# [REQUIRED WORK]
Check every line below for the word "your" and copy the ones that have it.

-------- TASK DATA

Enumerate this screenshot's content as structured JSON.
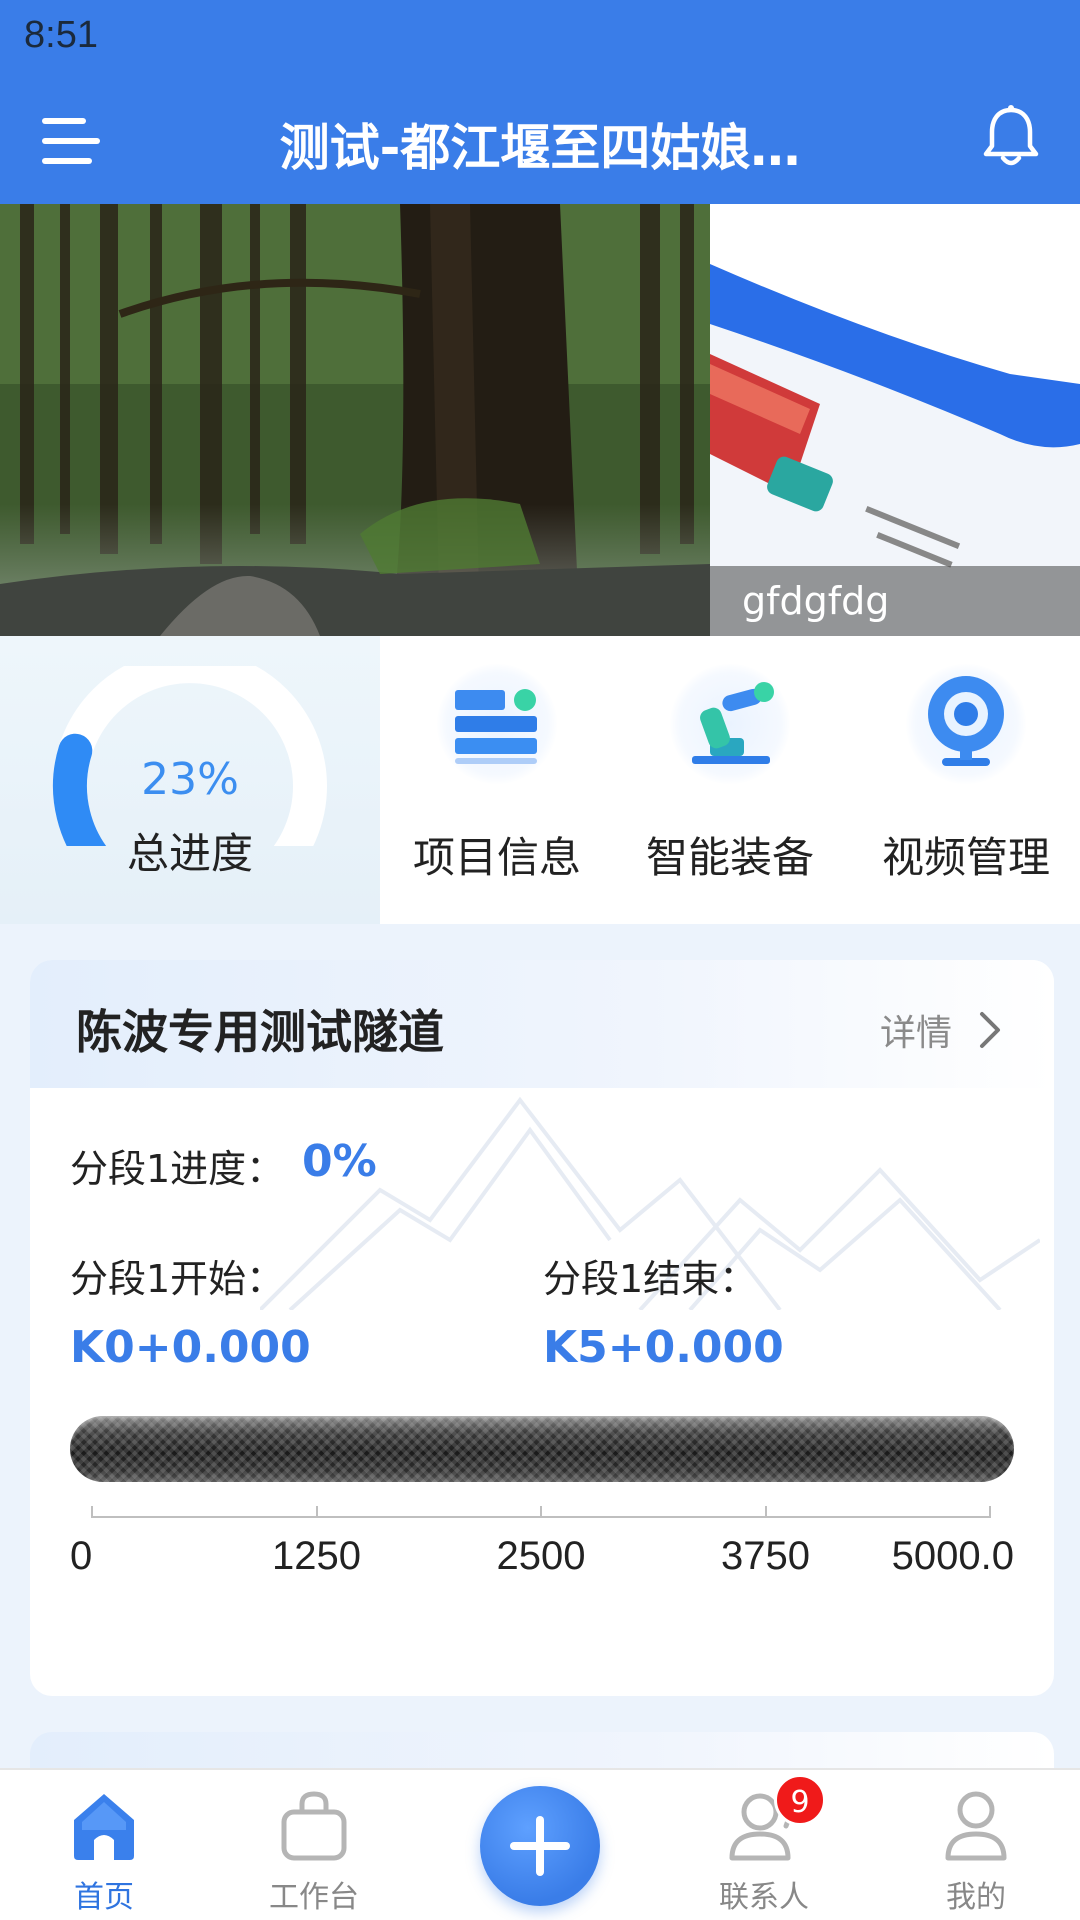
{
  "status": {
    "time": "8:51"
  },
  "header": {
    "title": "测试-都江堰至四姑娘…"
  },
  "banner": {
    "slides": [
      {
        "caption": ""
      },
      {
        "caption": "gfdgfdg"
      }
    ]
  },
  "quick": {
    "progress": {
      "value": 23,
      "percent_text": "23%",
      "label": "总进度"
    },
    "items": [
      {
        "label": "项目信息",
        "icon": "project-info-icon"
      },
      {
        "label": "智能装备",
        "icon": "robot-arm-icon"
      },
      {
        "label": "视频管理",
        "icon": "camera-icon"
      }
    ]
  },
  "tunnel_card": {
    "title": "陈波专用测试隧道",
    "detail_label": "详情",
    "segment_progress_label": "分段1进度：",
    "segment_progress_value": "0%",
    "start_label": "分段1开始：",
    "start_value": "K0+0.000",
    "end_label": "分段1结束：",
    "end_value": "K5+0.000",
    "progress_fraction": 0,
    "axis_labels": [
      "0",
      "1250",
      "2500",
      "3750",
      "5000.0"
    ]
  },
  "bottom_nav": {
    "items": [
      {
        "label": "首页",
        "active": true
      },
      {
        "label": "工作台",
        "active": false
      },
      {
        "label": "联系人",
        "active": false,
        "badge": "9"
      },
      {
        "label": "我的",
        "active": false
      }
    ]
  },
  "colors": {
    "primary": "#3a7de8",
    "badge": "#f01a1a"
  }
}
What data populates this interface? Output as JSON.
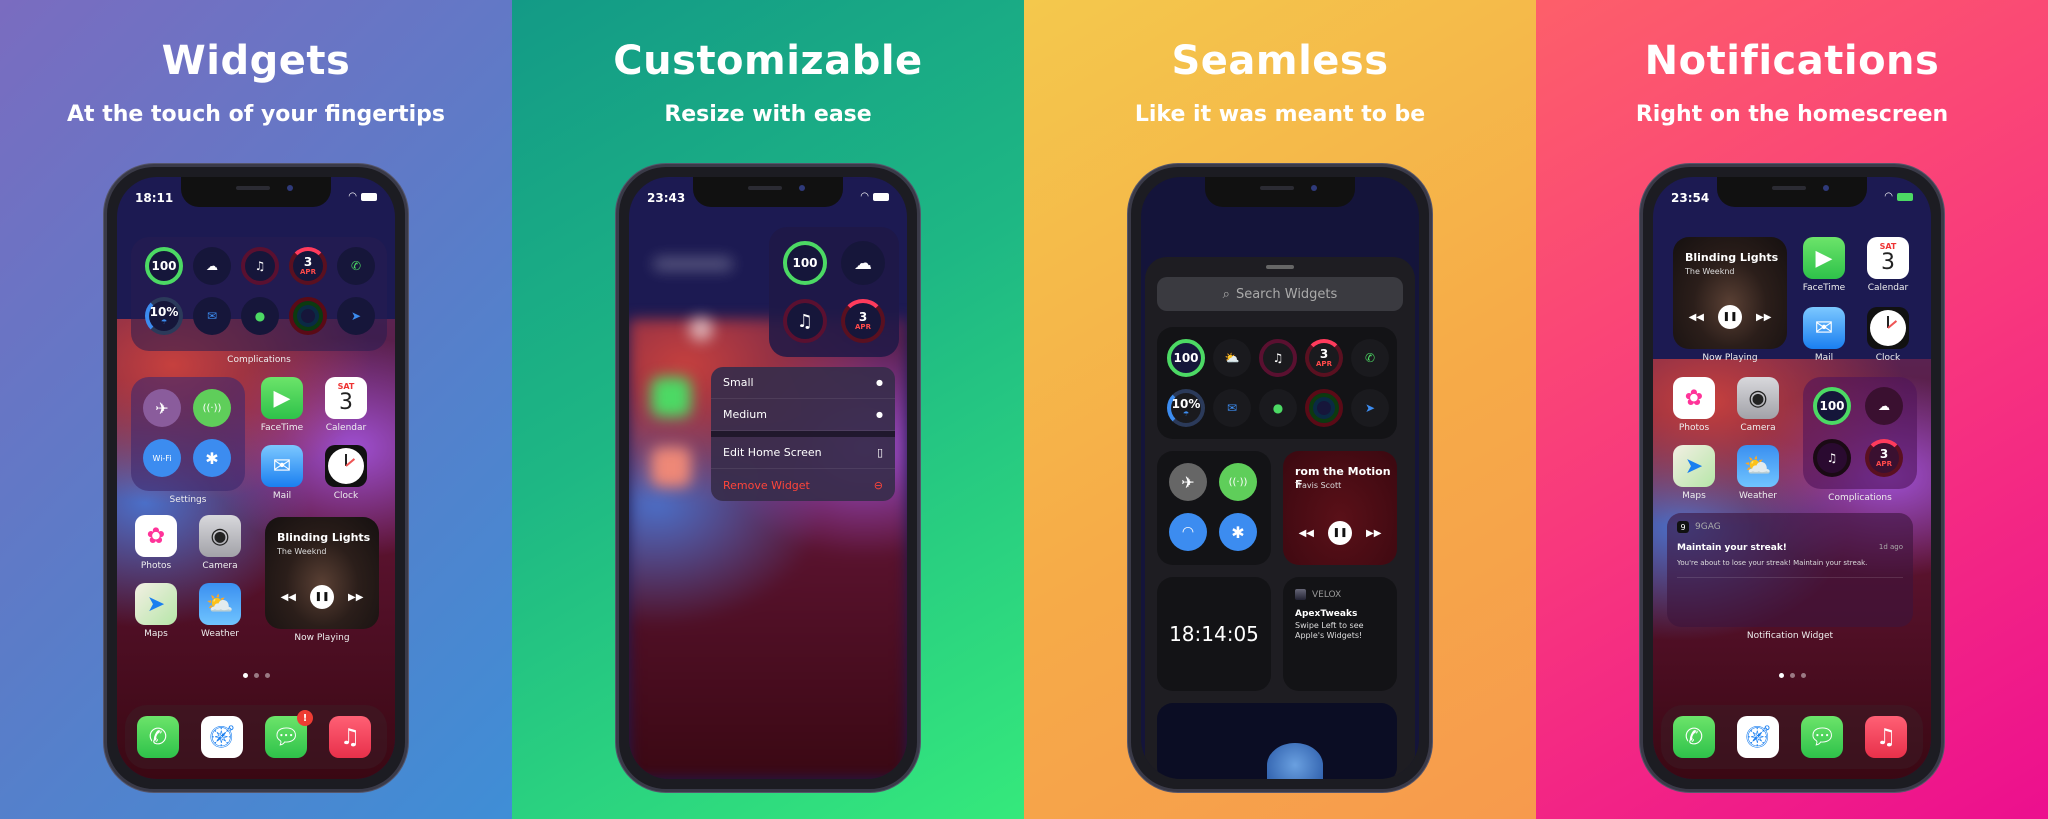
{
  "panels": [
    {
      "title": "Widgets",
      "subtitle": "At the touch of your fingertips",
      "status_time": "18:11",
      "complications": {
        "label": "Complications",
        "items": [
          {
            "icon": "battery-ring",
            "text": "100"
          },
          {
            "icon": "cloud-icon",
            "text": "☁"
          },
          {
            "icon": "music-icon",
            "text": "♫"
          },
          {
            "icon": "calendar-ring",
            "text": "3",
            "sub": "APR"
          },
          {
            "icon": "phone-icon",
            "text": "✆"
          },
          {
            "icon": "rain-ring",
            "text": "10%",
            "sub": "☂"
          },
          {
            "icon": "mail-icon",
            "text": "✉"
          },
          {
            "icon": "messages-icon",
            "text": "●"
          },
          {
            "icon": "activity-rings",
            "text": ""
          },
          {
            "icon": "location-arrow-icon",
            "text": "➤"
          }
        ]
      },
      "settings_widget": {
        "label": "Settings",
        "toggles": [
          "✈",
          "((·))",
          "Wi-Fi",
          "✱"
        ]
      },
      "apps": [
        {
          "name": "FaceTime"
        },
        {
          "name": "Calendar",
          "day": "SAT",
          "date": "3"
        },
        {
          "name": "Mail"
        },
        {
          "name": "Clock"
        },
        {
          "name": "Photos"
        },
        {
          "name": "Camera"
        },
        {
          "name": "Maps"
        },
        {
          "name": "Weather"
        }
      ],
      "now_playing": {
        "label": "Now Playing",
        "title": "Blinding Lights",
        "artist": "The Weeknd"
      },
      "page_dots": 3,
      "dock": [
        {
          "name": "Phone"
        },
        {
          "name": "Safari"
        },
        {
          "name": "Messages",
          "badge": "!"
        },
        {
          "name": "Music"
        }
      ]
    },
    {
      "title": "Customizable",
      "subtitle": "Resize with ease",
      "status_time": "23:43",
      "complications": [
        {
          "text": "100"
        },
        {
          "text": "☁"
        },
        {
          "text": "♫"
        },
        {
          "text": "3",
          "sub": "APR"
        }
      ],
      "menu": {
        "items": [
          {
            "label": "Small",
            "icon": "●"
          },
          {
            "label": "Medium",
            "icon": "●"
          },
          {
            "label": "Edit Home Screen",
            "icon": "▯"
          },
          {
            "label": "Remove Widget",
            "icon": "⊖",
            "destructive": true
          }
        ]
      }
    },
    {
      "title": "Seamless",
      "subtitle": "Like it was meant to be",
      "search_placeholder": "Search Widgets",
      "complications": [
        {
          "text": "100"
        },
        {
          "text": "⛅"
        },
        {
          "text": "♫"
        },
        {
          "text": "3",
          "sub": "APR"
        },
        {
          "text": "✆"
        },
        {
          "text": "10%",
          "sub": "☂"
        },
        {
          "text": "✉"
        },
        {
          "text": "●"
        },
        {
          "text": ""
        },
        {
          "text": "➤"
        }
      ],
      "now_playing": {
        "title": "rom the Motion F",
        "artist": "Travis Scott"
      },
      "clock_time": "18:14:05",
      "velox": {
        "app": "VELOX",
        "title": "ApexTweaks",
        "body": "Swipe Left to see Apple's Widgets!"
      }
    },
    {
      "title": "Notifications",
      "subtitle": "Right on the homescreen",
      "status_time": "23:54",
      "now_playing": {
        "label": "Now Playing",
        "title": "Blinding Lights",
        "artist": "The Weeknd"
      },
      "apps": [
        {
          "name": "FaceTime"
        },
        {
          "name": "Calendar",
          "day": "SAT",
          "date": "3"
        },
        {
          "name": "Mail"
        },
        {
          "name": "Clock"
        },
        {
          "name": "Photos"
        },
        {
          "name": "Camera"
        },
        {
          "name": "Maps"
        },
        {
          "name": "Weather"
        }
      ],
      "complications": {
        "label": "Complications",
        "items": [
          {
            "text": "100"
          },
          {
            "text": "☁"
          },
          {
            "text": "♫"
          },
          {
            "text": "3",
            "sub": "APR"
          }
        ]
      },
      "notification": {
        "label": "Notification Widget",
        "app": "9GAG",
        "title": "Maintain your streak!",
        "time": "1d ago",
        "body": "You're about to lose your streak! Maintain your streak."
      },
      "dock": [
        {
          "name": "Phone"
        },
        {
          "name": "Safari"
        },
        {
          "name": "Messages"
        },
        {
          "name": "Music"
        }
      ]
    }
  ]
}
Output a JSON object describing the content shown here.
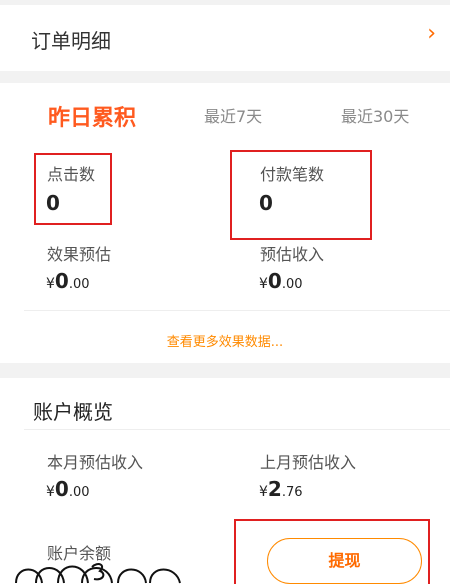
{
  "order": {
    "title": "订单明细",
    "arrow": "›"
  },
  "tabs": {
    "yesterday": "昨日累积",
    "last7": "最近7天",
    "last30": "最近30天"
  },
  "metrics": {
    "clicks_label": "点击数",
    "clicks_value": "0",
    "payments_label": "付款笔数",
    "payments_value": "0",
    "effect_label": "效果预估",
    "effect_currency": "¥",
    "effect_int": "0",
    "effect_dec": ".00",
    "income_label": "预估收入",
    "income_currency": "¥",
    "income_int": "0",
    "income_dec": ".00"
  },
  "more_link": "查看更多效果数据...",
  "account": {
    "title": "账户概览",
    "this_month_label": "本月预估收入",
    "this_month_currency": "¥",
    "this_month_int": "0",
    "this_month_dec": ".00",
    "last_month_label": "上月预估收入",
    "last_month_currency": "¥",
    "last_month_int": "2",
    "last_month_dec": ".76",
    "balance_label": "账户余额",
    "withdraw_label": "提现"
  },
  "colors": {
    "accent": "#ff5a1f",
    "highlight_box": "#e02020",
    "link": "#ff8a00"
  }
}
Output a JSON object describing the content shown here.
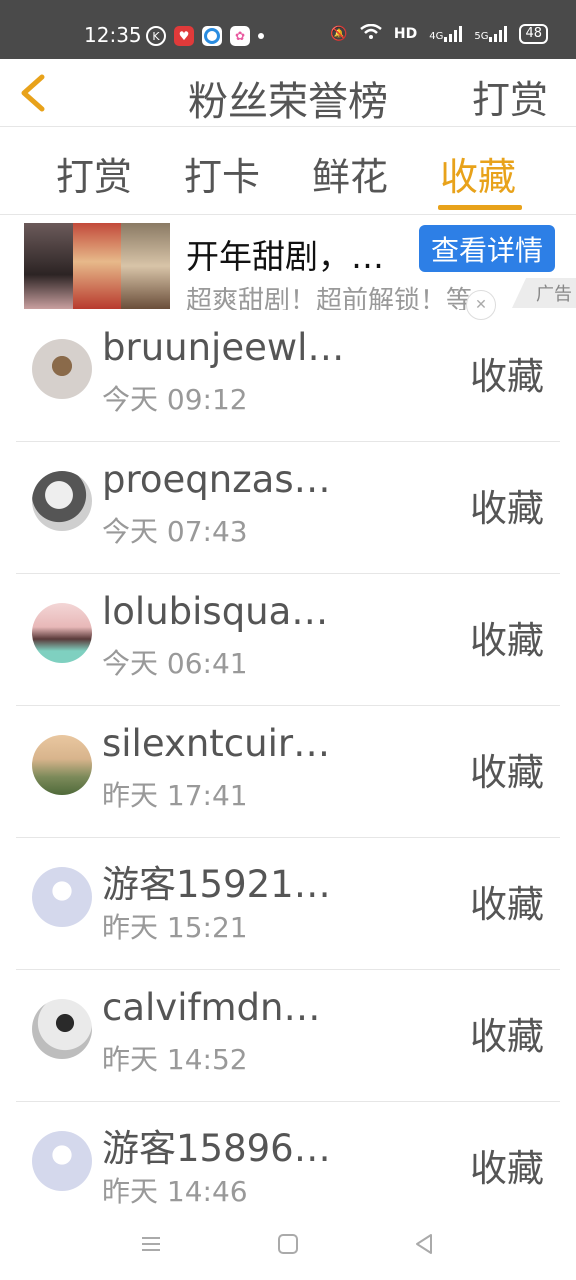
{
  "status_bar": {
    "time": "12:35",
    "network": "HD",
    "signal_1": "4G",
    "signal_2": "5G",
    "battery": "48"
  },
  "header": {
    "back_icon": "chevron-left-icon",
    "title": "粉丝荣誉榜",
    "action_label": "打赏"
  },
  "tabs": [
    {
      "label": "打赏",
      "active": false
    },
    {
      "label": "打卡",
      "active": false
    },
    {
      "label": "鲜花",
      "active": false
    },
    {
      "label": "收藏",
      "active": true
    }
  ],
  "accent_color": "#e8a21a",
  "ad": {
    "title": "开年甜剧，…",
    "button_label": "查看详情",
    "subtitle": "超爽甜剧！超前解锁！等",
    "tag": "广告",
    "close": "✕"
  },
  "items": [
    {
      "name": "bruunjeewl…",
      "time": "今天 09:12",
      "action": "收藏"
    },
    {
      "name": "proeqnzas…",
      "time": "今天 07:43",
      "action": "收藏"
    },
    {
      "name": "lolubisqua…",
      "time": "今天 06:41",
      "action": "收藏"
    },
    {
      "name": "silexntcuir…",
      "time": "昨天 17:41",
      "action": "收藏"
    },
    {
      "name": "游客15921…",
      "time": "昨天 15:21",
      "action": "收藏"
    },
    {
      "name": "calvifmdn…",
      "time": "昨天 14:52",
      "action": "收藏"
    },
    {
      "name": "游客15896…",
      "time": "昨天 14:46",
      "action": "收藏"
    }
  ]
}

----------------

# [RESPONSE TO THIS TASK]
      "subtitle": "At the touch of your fingertips",
        "title": "Maintain your streak!",
        "body": "You're about to lose your streak! Maintain your streak."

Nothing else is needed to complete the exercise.